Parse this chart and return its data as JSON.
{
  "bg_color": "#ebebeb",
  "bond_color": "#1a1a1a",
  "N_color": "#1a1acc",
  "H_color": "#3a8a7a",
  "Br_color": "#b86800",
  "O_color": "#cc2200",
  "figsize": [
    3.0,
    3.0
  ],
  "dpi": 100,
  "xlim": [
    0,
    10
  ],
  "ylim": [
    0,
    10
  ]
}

────────────────────

» WHAT NEEDS TO BE DONE:
Repeat each record exactly, leaving nothing out.

» RIGHT ANSWER:
Parse this chart and return its data as JSON.
{
  "bg_color": "#ebebeb",
  "bond_color": "#1a1a1a",
  "N_color": "#1a1acc",
  "H_color": "#3a8a7a",
  "Br_color": "#b86800",
  "O_color": "#cc2200",
  "figsize": [
    3.0,
    3.0
  ],
  "dpi": 100,
  "xlim": [
    0,
    10
  ],
  "ylim": [
    0,
    10
  ]
}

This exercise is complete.